Problem to solve:
In the entries below, how many lines hold the string "Правительства"? Give only the number.

Rows:
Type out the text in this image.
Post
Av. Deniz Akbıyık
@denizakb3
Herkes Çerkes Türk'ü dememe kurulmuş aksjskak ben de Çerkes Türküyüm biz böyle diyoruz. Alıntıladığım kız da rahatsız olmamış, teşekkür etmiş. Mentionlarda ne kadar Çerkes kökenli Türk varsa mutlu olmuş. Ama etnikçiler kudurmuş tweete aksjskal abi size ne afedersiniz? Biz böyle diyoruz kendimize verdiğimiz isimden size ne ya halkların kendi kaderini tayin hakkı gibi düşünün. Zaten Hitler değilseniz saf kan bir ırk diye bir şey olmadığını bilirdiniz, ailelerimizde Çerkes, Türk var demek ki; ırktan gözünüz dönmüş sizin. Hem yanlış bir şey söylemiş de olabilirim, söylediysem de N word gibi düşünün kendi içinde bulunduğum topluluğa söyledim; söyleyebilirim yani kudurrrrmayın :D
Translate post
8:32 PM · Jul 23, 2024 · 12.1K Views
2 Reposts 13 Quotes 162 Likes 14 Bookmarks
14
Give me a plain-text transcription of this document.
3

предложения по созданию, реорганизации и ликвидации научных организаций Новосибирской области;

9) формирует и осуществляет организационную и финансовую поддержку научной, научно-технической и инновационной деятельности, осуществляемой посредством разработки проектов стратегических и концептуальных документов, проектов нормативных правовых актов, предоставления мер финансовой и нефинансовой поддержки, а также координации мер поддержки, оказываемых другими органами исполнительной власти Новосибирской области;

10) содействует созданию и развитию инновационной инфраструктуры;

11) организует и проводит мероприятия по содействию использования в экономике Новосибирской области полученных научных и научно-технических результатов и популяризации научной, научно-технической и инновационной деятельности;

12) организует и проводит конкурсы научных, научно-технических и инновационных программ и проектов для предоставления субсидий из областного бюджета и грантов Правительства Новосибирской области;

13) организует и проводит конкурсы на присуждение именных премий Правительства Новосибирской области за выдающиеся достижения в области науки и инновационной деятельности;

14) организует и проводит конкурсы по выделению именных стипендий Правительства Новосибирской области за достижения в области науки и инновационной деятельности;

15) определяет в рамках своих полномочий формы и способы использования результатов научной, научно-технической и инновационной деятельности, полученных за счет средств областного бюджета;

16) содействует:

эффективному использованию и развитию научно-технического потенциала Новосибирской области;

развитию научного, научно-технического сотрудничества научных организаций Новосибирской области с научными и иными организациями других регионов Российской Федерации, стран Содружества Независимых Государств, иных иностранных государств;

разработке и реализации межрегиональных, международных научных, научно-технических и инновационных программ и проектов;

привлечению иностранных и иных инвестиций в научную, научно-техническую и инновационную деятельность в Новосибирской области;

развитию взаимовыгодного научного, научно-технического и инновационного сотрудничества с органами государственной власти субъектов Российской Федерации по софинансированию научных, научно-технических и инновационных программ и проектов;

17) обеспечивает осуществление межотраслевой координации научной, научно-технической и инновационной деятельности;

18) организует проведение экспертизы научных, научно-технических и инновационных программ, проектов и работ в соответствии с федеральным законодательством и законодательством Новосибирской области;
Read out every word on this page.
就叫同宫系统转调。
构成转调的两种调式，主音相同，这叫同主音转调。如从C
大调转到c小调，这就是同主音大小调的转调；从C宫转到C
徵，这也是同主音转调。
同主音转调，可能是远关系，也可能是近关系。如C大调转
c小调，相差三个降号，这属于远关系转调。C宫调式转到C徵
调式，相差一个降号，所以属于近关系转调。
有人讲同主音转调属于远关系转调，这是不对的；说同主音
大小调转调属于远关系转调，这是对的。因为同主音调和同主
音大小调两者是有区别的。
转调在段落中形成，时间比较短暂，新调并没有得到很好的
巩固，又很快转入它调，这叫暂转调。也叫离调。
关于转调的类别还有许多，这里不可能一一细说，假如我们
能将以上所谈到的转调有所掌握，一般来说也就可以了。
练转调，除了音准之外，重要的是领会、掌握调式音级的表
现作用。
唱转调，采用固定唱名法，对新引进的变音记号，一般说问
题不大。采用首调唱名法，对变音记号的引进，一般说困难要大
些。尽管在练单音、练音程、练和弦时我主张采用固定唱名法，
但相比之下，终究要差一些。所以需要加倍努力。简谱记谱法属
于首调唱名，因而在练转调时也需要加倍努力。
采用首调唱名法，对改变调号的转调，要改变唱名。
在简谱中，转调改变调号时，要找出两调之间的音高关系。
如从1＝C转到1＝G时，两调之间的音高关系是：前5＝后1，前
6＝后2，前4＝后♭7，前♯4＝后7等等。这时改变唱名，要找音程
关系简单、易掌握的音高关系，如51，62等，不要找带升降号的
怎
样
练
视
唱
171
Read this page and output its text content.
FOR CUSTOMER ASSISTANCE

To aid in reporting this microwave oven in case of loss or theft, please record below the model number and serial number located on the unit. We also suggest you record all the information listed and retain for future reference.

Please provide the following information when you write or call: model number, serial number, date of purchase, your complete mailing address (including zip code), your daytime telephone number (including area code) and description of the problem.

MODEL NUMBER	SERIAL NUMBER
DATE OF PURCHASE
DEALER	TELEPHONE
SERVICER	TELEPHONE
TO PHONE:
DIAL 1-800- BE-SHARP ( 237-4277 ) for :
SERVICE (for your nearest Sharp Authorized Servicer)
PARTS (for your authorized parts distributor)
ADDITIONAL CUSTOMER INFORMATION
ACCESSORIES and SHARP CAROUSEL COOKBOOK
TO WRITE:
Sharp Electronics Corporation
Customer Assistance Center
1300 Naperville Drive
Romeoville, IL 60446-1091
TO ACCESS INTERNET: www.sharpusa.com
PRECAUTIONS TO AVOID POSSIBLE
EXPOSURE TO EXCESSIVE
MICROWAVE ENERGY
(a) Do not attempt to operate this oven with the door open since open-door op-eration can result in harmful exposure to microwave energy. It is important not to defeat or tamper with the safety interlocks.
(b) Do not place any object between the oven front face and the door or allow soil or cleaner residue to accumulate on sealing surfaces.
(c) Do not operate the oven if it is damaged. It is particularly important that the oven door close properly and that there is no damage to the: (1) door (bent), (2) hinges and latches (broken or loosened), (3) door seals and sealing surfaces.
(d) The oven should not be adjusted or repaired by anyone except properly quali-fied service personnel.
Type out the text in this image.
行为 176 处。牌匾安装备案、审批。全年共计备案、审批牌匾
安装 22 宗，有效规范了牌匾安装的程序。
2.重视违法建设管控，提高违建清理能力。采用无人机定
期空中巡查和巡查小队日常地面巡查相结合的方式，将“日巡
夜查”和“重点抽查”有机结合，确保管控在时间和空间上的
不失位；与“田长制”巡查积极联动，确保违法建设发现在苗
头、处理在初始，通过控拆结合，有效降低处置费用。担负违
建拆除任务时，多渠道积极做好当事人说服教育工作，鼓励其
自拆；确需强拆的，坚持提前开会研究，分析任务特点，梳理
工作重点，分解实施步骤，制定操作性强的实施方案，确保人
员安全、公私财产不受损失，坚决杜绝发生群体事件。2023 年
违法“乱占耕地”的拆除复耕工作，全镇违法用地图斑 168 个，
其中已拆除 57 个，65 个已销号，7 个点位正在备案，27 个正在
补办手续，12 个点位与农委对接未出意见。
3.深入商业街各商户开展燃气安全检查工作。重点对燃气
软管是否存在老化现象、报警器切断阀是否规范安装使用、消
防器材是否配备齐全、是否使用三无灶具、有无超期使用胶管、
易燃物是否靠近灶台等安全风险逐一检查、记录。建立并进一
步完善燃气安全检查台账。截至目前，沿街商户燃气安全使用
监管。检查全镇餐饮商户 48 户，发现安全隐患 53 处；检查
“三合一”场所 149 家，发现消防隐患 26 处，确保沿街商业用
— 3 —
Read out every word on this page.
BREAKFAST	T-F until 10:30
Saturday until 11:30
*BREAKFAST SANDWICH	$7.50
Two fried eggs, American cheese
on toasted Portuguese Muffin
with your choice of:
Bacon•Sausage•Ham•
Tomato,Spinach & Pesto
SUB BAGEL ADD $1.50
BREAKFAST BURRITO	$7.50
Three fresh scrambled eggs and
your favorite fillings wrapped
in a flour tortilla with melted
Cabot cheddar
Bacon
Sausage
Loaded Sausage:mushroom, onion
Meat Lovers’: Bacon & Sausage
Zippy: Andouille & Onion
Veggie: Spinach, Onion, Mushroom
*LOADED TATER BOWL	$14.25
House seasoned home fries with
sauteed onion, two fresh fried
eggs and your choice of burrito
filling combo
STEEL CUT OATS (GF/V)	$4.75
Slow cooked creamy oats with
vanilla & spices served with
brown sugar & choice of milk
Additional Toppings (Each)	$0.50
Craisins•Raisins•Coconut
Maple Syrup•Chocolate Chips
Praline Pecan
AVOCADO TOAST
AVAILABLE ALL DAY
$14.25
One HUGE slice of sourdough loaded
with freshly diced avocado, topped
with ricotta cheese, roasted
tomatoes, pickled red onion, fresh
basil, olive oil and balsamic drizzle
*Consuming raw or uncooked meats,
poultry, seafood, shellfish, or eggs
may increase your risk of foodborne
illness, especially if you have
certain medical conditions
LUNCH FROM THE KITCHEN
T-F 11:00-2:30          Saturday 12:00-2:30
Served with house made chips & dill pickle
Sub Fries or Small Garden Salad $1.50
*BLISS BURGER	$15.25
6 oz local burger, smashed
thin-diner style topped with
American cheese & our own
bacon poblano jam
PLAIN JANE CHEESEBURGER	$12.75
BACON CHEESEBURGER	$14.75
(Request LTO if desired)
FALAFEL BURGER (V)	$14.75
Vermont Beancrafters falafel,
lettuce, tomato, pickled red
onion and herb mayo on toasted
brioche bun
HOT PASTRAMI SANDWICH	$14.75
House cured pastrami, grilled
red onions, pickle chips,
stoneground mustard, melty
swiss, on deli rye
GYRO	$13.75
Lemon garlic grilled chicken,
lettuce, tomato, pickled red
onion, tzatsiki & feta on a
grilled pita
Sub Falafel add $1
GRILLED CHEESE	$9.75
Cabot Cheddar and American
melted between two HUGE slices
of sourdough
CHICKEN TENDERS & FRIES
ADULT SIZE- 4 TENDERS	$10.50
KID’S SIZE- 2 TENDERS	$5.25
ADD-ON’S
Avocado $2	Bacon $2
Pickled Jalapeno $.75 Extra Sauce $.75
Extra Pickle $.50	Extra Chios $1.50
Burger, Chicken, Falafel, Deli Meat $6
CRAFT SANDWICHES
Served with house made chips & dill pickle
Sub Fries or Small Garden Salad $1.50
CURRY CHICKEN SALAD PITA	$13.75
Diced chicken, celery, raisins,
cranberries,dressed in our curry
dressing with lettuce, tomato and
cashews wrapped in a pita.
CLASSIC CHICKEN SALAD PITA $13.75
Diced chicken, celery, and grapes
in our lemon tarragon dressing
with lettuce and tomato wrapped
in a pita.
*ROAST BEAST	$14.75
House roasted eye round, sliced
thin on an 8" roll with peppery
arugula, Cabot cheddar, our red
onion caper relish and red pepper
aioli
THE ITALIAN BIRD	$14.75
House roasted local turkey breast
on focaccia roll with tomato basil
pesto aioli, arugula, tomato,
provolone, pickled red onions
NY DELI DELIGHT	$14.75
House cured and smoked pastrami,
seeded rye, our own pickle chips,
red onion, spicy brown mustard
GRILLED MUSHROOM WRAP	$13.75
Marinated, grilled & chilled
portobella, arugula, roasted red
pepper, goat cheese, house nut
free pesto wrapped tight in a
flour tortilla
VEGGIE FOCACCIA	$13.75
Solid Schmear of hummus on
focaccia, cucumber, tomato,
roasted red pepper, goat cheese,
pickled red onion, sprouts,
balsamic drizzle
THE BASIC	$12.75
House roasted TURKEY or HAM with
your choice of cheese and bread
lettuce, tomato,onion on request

Solution for this exercise:
3